# start of Stored data

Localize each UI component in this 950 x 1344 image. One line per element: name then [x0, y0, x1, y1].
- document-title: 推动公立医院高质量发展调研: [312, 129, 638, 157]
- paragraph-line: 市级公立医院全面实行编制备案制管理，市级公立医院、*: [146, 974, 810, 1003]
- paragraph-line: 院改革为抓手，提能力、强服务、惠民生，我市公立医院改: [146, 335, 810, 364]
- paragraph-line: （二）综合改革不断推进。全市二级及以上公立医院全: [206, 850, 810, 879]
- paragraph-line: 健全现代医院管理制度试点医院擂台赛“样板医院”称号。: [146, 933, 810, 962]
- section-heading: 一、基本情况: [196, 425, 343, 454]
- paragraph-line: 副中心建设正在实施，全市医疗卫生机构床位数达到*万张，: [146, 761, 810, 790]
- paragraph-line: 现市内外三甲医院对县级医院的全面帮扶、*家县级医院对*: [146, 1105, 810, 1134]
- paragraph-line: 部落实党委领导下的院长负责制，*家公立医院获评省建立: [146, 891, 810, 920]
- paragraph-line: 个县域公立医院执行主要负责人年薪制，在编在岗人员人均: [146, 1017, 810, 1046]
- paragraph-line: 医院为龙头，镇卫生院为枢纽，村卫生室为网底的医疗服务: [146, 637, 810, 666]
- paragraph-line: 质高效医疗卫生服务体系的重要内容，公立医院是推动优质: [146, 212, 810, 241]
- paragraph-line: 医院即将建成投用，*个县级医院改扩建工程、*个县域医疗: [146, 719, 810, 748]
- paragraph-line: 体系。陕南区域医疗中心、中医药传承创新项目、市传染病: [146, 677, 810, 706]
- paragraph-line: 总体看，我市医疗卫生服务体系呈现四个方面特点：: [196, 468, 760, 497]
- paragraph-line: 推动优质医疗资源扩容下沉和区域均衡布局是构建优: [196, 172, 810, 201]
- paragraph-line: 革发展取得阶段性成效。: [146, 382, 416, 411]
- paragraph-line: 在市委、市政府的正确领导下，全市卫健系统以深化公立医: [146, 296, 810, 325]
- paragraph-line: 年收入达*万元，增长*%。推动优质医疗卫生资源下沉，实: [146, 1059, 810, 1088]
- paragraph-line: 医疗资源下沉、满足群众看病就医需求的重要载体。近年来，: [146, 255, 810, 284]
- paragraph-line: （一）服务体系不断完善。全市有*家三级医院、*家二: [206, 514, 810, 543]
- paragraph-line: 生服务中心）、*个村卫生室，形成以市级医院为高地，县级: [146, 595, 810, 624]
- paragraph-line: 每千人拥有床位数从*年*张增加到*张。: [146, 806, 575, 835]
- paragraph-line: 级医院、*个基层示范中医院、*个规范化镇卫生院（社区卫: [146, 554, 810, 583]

# end of Stored data

• [Written exercise]: Collect every line from the items above that contains the string "document".

• [Full answer]:
- document-title: 推动公立医院高质量发展调研: [312, 129, 638, 157]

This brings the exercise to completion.